Data entries
»»

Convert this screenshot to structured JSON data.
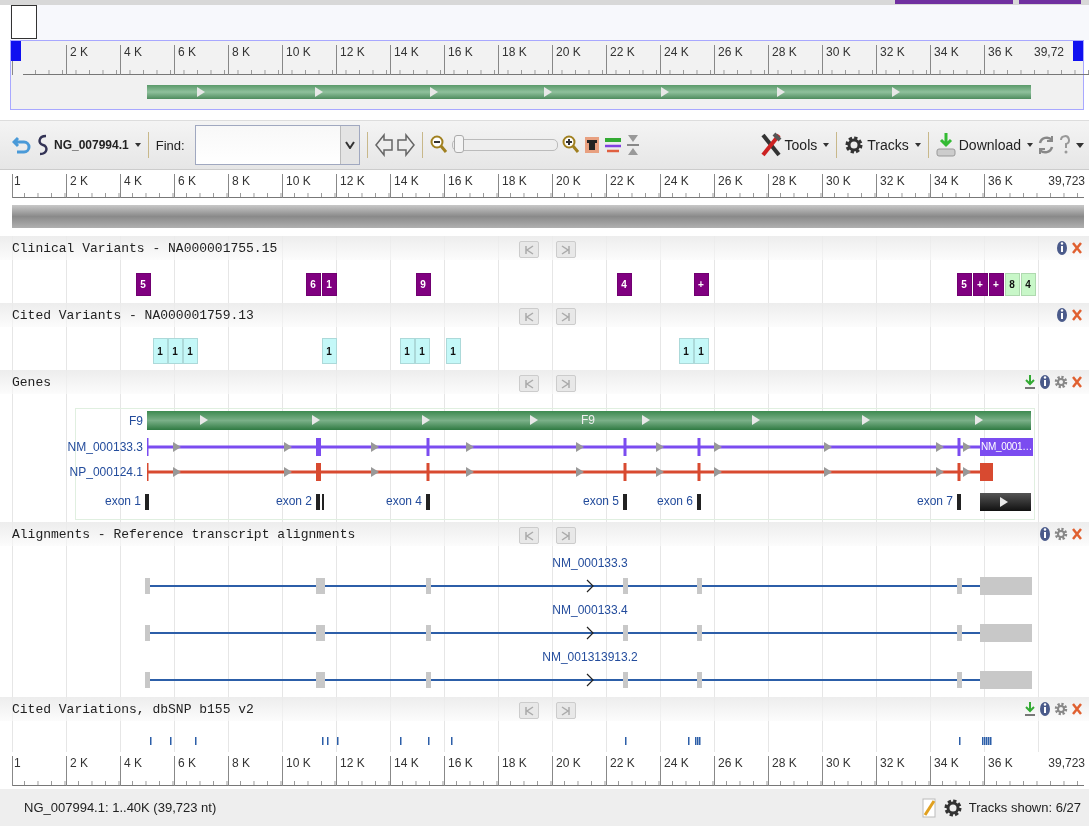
{
  "overview": {
    "ruler": {
      "ticks": [
        "2 K",
        "4 K",
        "6 K",
        "8 K",
        "10 K",
        "12 K",
        "14 K",
        "16 K",
        "18 K",
        "20 K",
        "22 K",
        "24 K",
        "26 K",
        "28 K",
        "30 K",
        "32 K",
        "34 K",
        "36 K"
      ],
      "end_label": "39,72"
    }
  },
  "toolbar": {
    "sequence": "NG_007994.1",
    "find_label": "Find:",
    "zoom": {
      "level": 0.02
    },
    "menus": [
      {
        "kind": "tools",
        "label": "Tools"
      },
      {
        "kind": "tracks",
        "label": "Tracks"
      },
      {
        "kind": "download",
        "label": "Download"
      }
    ]
  },
  "ruler": {
    "start_label": "1",
    "ticks": [
      "2 K",
      "4 K",
      "6 K",
      "8 K",
      "10 K",
      "12 K",
      "14 K",
      "16 K",
      "18 K",
      "20 K",
      "22 K",
      "24 K",
      "26 K",
      "28 K",
      "30 K",
      "32 K",
      "34 K",
      "36 K"
    ],
    "end_label": "39,723"
  },
  "tracks": [
    {
      "kind": "variants",
      "title": "Clinical Variants - NA000001755.15",
      "has_download": false,
      "has_settings": false,
      "features": [
        {
          "label": "5",
          "color": "#800080"
        },
        {
          "label": "6",
          "color": "#800080"
        },
        {
          "label": "1",
          "color": "#800080"
        },
        {
          "label": "9",
          "color": "#800080"
        },
        {
          "label": "4",
          "color": "#800080"
        },
        {
          "label": "+",
          "color": "#800080"
        },
        {
          "label": "5",
          "color": "#800080"
        },
        {
          "label": "+",
          "color": "#800080"
        },
        {
          "label": "+",
          "color": "#800080"
        },
        {
          "label": "8",
          "color": "#c8f7c8"
        },
        {
          "label": "4",
          "color": "#c8f7c8"
        }
      ]
    },
    {
      "kind": "variants",
      "title": "Cited Variants - NA000001759.13",
      "has_download": false,
      "has_settings": false,
      "features": [
        {
          "label": "1",
          "color": "#c4f8f8"
        },
        {
          "label": "1",
          "color": "#c4f8f8"
        },
        {
          "label": "1",
          "color": "#c4f8f8"
        },
        {
          "label": "1",
          "color": "#c4f8f8"
        },
        {
          "label": "1",
          "color": "#c4f8f8"
        },
        {
          "label": "1",
          "color": "#c4f8f8"
        },
        {
          "label": "1",
          "color": "#c4f8f8"
        },
        {
          "label": "1",
          "color": "#c4f8f8"
        },
        {
          "label": "1",
          "color": "#c4f8f8"
        }
      ]
    },
    {
      "kind": "genes",
      "title": "Genes",
      "has_download": true,
      "has_settings": true,
      "gene": {
        "label": "F9",
        "inner_label": "F9"
      },
      "transcript": {
        "label": "NM_000133.3",
        "end_label": "NM_0001…"
      },
      "protein": {
        "label": "NP_000124.1"
      },
      "exons": [
        "exon 1",
        "exon 2",
        "exon 4",
        "exon 5",
        "exon 6",
        "exon 7"
      ]
    },
    {
      "kind": "alignments",
      "title": "Alignments - Reference transcript alignments",
      "has_download": false,
      "has_settings": true,
      "rows": [
        {
          "label": "NM_000133.3"
        },
        {
          "label": "NM_000133.4"
        },
        {
          "label": "NM_001313913.2"
        }
      ]
    },
    {
      "kind": "snp",
      "title": "Cited Variations, dbSNP b155 v2",
      "has_download": true,
      "has_settings": true
    }
  ],
  "bottom_ruler": {
    "start_label": "1",
    "ticks": [
      "2 K",
      "4 K",
      "6 K",
      "8 K",
      "10 K",
      "12 K",
      "14 K",
      "16 K",
      "18 K",
      "20 K",
      "22 K",
      "24 K",
      "26 K",
      "28 K",
      "30 K",
      "32 K",
      "34 K",
      "36 K"
    ],
    "end_label": "39,723"
  },
  "status_bar": {
    "location": "NG_007994.1: 1..40K (39,723 nt)",
    "tracks_shown": "Tracks shown: 6/27"
  }
}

««

**Task goal**
A verbatim copy of every record is to be produced, and pictures are to be excluded from it.

**Task result**
Convert this screenshot to structured JSON data.
{
  "overview": {
    "ruler": {
      "ticks": [
        "2 K",
        "4 K",
        "6 K",
        "8 K",
        "10 K",
        "12 K",
        "14 K",
        "16 K",
        "18 K",
        "20 K",
        "22 K",
        "24 K",
        "26 K",
        "28 K",
        "30 K",
        "32 K",
        "34 K",
        "36 K"
      ],
      "end_label": "39,72"
    }
  },
  "toolbar": {
    "sequence": "NG_007994.1",
    "find_label": "Find:",
    "zoom": {
      "level": 0.02
    },
    "menus": [
      {
        "kind": "tools",
        "label": "Tools"
      },
      {
        "kind": "tracks",
        "label": "Tracks"
      },
      {
        "kind": "download",
        "label": "Download"
      }
    ]
  },
  "ruler": {
    "start_label": "1",
    "ticks": [
      "2 K",
      "4 K",
      "6 K",
      "8 K",
      "10 K",
      "12 K",
      "14 K",
      "16 K",
      "18 K",
      "20 K",
      "22 K",
      "24 K",
      "26 K",
      "28 K",
      "30 K",
      "32 K",
      "34 K",
      "36 K"
    ],
    "end_label": "39,723"
  },
  "tracks": [
    {
      "kind": "variants",
      "title": "Clinical Variants - NA000001755.15",
      "has_download": false,
      "has_settings": false,
      "features": [
        {
          "label": "5",
          "color": "#800080"
        },
        {
          "label": "6",
          "color": "#800080"
        },
        {
          "label": "1",
          "color": "#800080"
        },
        {
          "label": "9",
          "color": "#800080"
        },
        {
          "label": "4",
          "color": "#800080"
        },
        {
          "label": "+",
          "color": "#800080"
        },
        {
          "label": "5",
          "color": "#800080"
        },
        {
          "label": "+",
          "color": "#800080"
        },
        {
          "label": "+",
          "color": "#800080"
        },
        {
          "label": "8",
          "color": "#c8f7c8"
        },
        {
          "label": "4",
          "color": "#c8f7c8"
        }
      ]
    },
    {
      "kind": "variants",
      "title": "Cited Variants - NA000001759.13",
      "has_download": false,
      "has_settings": false,
      "features": [
        {
          "label": "1",
          "color": "#c4f8f8"
        },
        {
          "label": "1",
          "color": "#c4f8f8"
        },
        {
          "label": "1",
          "color": "#c4f8f8"
        },
        {
          "label": "1",
          "color": "#c4f8f8"
        },
        {
          "label": "1",
          "color": "#c4f8f8"
        },
        {
          "label": "1",
          "color": "#c4f8f8"
        },
        {
          "label": "1",
          "color": "#c4f8f8"
        },
        {
          "label": "1",
          "color": "#c4f8f8"
        },
        {
          "label": "1",
          "color": "#c4f8f8"
        }
      ]
    },
    {
      "kind": "genes",
      "title": "Genes",
      "has_download": true,
      "has_settings": true,
      "gene": {
        "label": "F9",
        "inner_label": "F9"
      },
      "transcript": {
        "label": "NM_000133.3",
        "end_label": "NM_0001…"
      },
      "protein": {
        "label": "NP_000124.1"
      },
      "exons": [
        "exon 1",
        "exon 2",
        "exon 4",
        "exon 5",
        "exon 6",
        "exon 7"
      ]
    },
    {
      "kind": "alignments",
      "title": "Alignments - Reference transcript alignments",
      "has_download": false,
      "has_settings": true,
      "rows": [
        {
          "label": "NM_000133.3"
        },
        {
          "label": "NM_000133.4"
        },
        {
          "label": "NM_001313913.2"
        }
      ]
    },
    {
      "kind": "snp",
      "title": "Cited Variations, dbSNP b155 v2",
      "has_download": true,
      "has_settings": true
    }
  ],
  "bottom_ruler": {
    "start_label": "1",
    "ticks": [
      "2 K",
      "4 K",
      "6 K",
      "8 K",
      "10 K",
      "12 K",
      "14 K",
      "16 K",
      "18 K",
      "20 K",
      "22 K",
      "24 K",
      "26 K",
      "28 K",
      "30 K",
      "32 K",
      "34 K",
      "36 K"
    ],
    "end_label": "39,723"
  },
  "status_bar": {
    "location": "NG_007994.1: 1..40K (39,723 nt)",
    "tracks_shown": "Tracks shown: 6/27"
  }
}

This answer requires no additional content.